### What to do:
All of the data should be repeated exactly; pictures are not part of the copy.

### Exercise material:
☆ ☆ ☆ ☆ ☆ ☆ ☆

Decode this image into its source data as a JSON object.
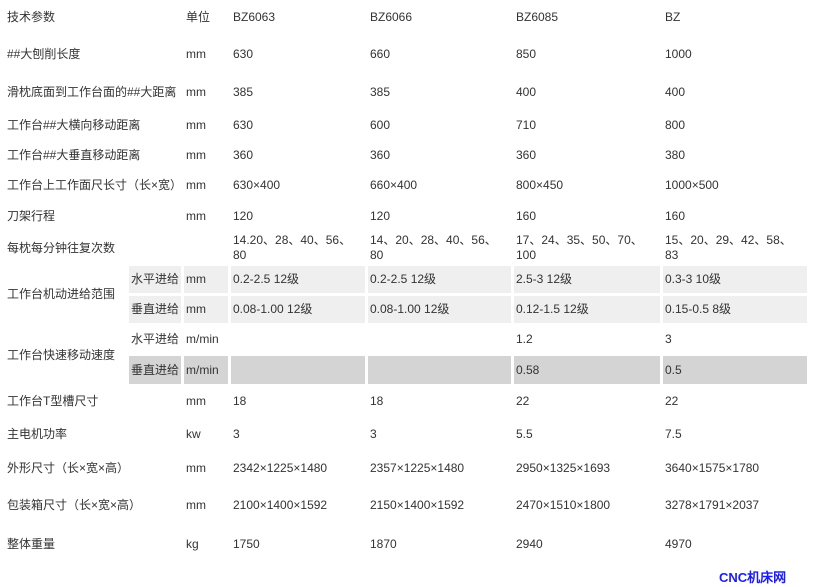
{
  "header": {
    "param": "技术参数",
    "unit": "单位",
    "models": [
      "BZ6063",
      "BZ6066",
      "BZ6085",
      "BZ"
    ]
  },
  "rows": [
    {
      "label": "##大刨削长度",
      "unit": "mm",
      "values": [
        "630",
        "660",
        "850",
        "1000"
      ]
    },
    {
      "label": "滑枕底面到工作台面的##大距离",
      "unit": "mm",
      "values": [
        "385",
        "385",
        "400",
        "400"
      ]
    },
    {
      "label": "工作台##大横向移动距离",
      "unit": "mm",
      "values": [
        "630",
        "600",
        "710",
        "800"
      ]
    },
    {
      "label": "工作台##大垂直移动距离",
      "unit": "mm",
      "values": [
        "360",
        "360",
        "360",
        "380"
      ]
    },
    {
      "label": "工作台上工作面尺长寸（长×宽）",
      "unit": "mm",
      "values": [
        "630×400",
        "660×400",
        "800×450",
        "1000×500"
      ]
    },
    {
      "label": "刀架行程",
      "unit": "mm",
      "values": [
        "120",
        "120",
        "160",
        "160"
      ]
    },
    {
      "label": "每枕每分钟往复次数",
      "unit": "",
      "values": [
        "14.20、28、40、56、80",
        "14、20、28、40、56、80",
        "17、24、35、50、70、100",
        "15、20、29、42、58、83"
      ]
    }
  ],
  "feed": {
    "label": "工作台机动进给范围",
    "sub": [
      {
        "label": "水平进给",
        "unit": "mm",
        "values": [
          "0.2-2.5 12级",
          "0.2-2.5 12级",
          "2.5-3 12级",
          "0.3-3 10级"
        ]
      },
      {
        "label": "垂直进给",
        "unit": "mm",
        "values": [
          "0.08-1.00 12级",
          "0.08-1.00 12级",
          "0.12-1.5 12级",
          "0.15-0.5 8级"
        ]
      }
    ]
  },
  "rapid": {
    "label": "工作台快速移动速度",
    "sub": [
      {
        "label": "水平进给",
        "unit": "m/min",
        "values": [
          "",
          "",
          "1.2",
          "3"
        ]
      },
      {
        "label": "垂直进给",
        "unit": "m/min",
        "values": [
          "",
          "",
          "0.58",
          "0.5"
        ]
      }
    ]
  },
  "rows2": [
    {
      "label": "工作台T型槽尺寸",
      "unit": "mm",
      "values": [
        "18",
        "18",
        "22",
        "22"
      ]
    },
    {
      "label": "主电机功率",
      "unit": "kw",
      "values": [
        "3",
        "3",
        "5.5",
        "7.5"
      ]
    },
    {
      "label": "外形尺寸（长×宽×高）",
      "unit": "mm",
      "values": [
        "2342×1225×1480",
        "2357×1225×1480",
        "2950×1325×1693",
        "3640×1575×1780"
      ]
    },
    {
      "label": "包装箱尺寸（长×宽×高）",
      "unit": "mm",
      "values": [
        "2100×1400×1592",
        "2150×1400×1592",
        "2470×1510×1800",
        "3278×1791×2037"
      ]
    },
    {
      "label": "整体重量",
      "unit": "kg",
      "values": [
        "1750",
        "1870",
        "2940",
        "4970"
      ]
    }
  ],
  "watermark": "CNC机床网",
  "colors": {
    "row_light": "#efefef",
    "row_dark": "#d4d4d4",
    "watermark": "#1a1aff"
  }
}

☆ ☆ ☆ ☆ ☆ ☆ ☆

### Reply to the task:
Decode this image into its source data as a JSON object.
{
  "header": {
    "param": "技术参数",
    "unit": "单位",
    "models": [
      "BZ6063",
      "BZ6066",
      "BZ6085",
      "BZ"
    ]
  },
  "rows": [
    {
      "label": "##大刨削长度",
      "unit": "mm",
      "values": [
        "630",
        "660",
        "850",
        "1000"
      ]
    },
    {
      "label": "滑枕底面到工作台面的##大距离",
      "unit": "mm",
      "values": [
        "385",
        "385",
        "400",
        "400"
      ]
    },
    {
      "label": "工作台##大横向移动距离",
      "unit": "mm",
      "values": [
        "630",
        "600",
        "710",
        "800"
      ]
    },
    {
      "label": "工作台##大垂直移动距离",
      "unit": "mm",
      "values": [
        "360",
        "360",
        "360",
        "380"
      ]
    },
    {
      "label": "工作台上工作面尺长寸（长×宽）",
      "unit": "mm",
      "values": [
        "630×400",
        "660×400",
        "800×450",
        "1000×500"
      ]
    },
    {
      "label": "刀架行程",
      "unit": "mm",
      "values": [
        "120",
        "120",
        "160",
        "160"
      ]
    },
    {
      "label": "每枕每分钟往复次数",
      "unit": "",
      "values": [
        "14.20、28、40、56、80",
        "14、20、28、40、56、80",
        "17、24、35、50、70、100",
        "15、20、29、42、58、83"
      ]
    }
  ],
  "feed": {
    "label": "工作台机动进给范围",
    "sub": [
      {
        "label": "水平进给",
        "unit": "mm",
        "values": [
          "0.2-2.5 12级",
          "0.2-2.5 12级",
          "2.5-3 12级",
          "0.3-3 10级"
        ]
      },
      {
        "label": "垂直进给",
        "unit": "mm",
        "values": [
          "0.08-1.00 12级",
          "0.08-1.00 12级",
          "0.12-1.5 12级",
          "0.15-0.5 8级"
        ]
      }
    ]
  },
  "rapid": {
    "label": "工作台快速移动速度",
    "sub": [
      {
        "label": "水平进给",
        "unit": "m/min",
        "values": [
          "",
          "",
          "1.2",
          "3"
        ]
      },
      {
        "label": "垂直进给",
        "unit": "m/min",
        "values": [
          "",
          "",
          "0.58",
          "0.5"
        ]
      }
    ]
  },
  "rows2": [
    {
      "label": "工作台T型槽尺寸",
      "unit": "mm",
      "values": [
        "18",
        "18",
        "22",
        "22"
      ]
    },
    {
      "label": "主电机功率",
      "unit": "kw",
      "values": [
        "3",
        "3",
        "5.5",
        "7.5"
      ]
    },
    {
      "label": "外形尺寸（长×宽×高）",
      "unit": "mm",
      "values": [
        "2342×1225×1480",
        "2357×1225×1480",
        "2950×1325×1693",
        "3640×1575×1780"
      ]
    },
    {
      "label": "包装箱尺寸（长×宽×高）",
      "unit": "mm",
      "values": [
        "2100×1400×1592",
        "2150×1400×1592",
        "2470×1510×1800",
        "3278×1791×2037"
      ]
    },
    {
      "label": "整体重量",
      "unit": "kg",
      "values": [
        "1750",
        "1870",
        "2940",
        "4970"
      ]
    }
  ],
  "watermark": "CNC机床网",
  "colors": {
    "row_light": "#efefef",
    "row_dark": "#d4d4d4",
    "watermark": "#1a1aff"
  }
}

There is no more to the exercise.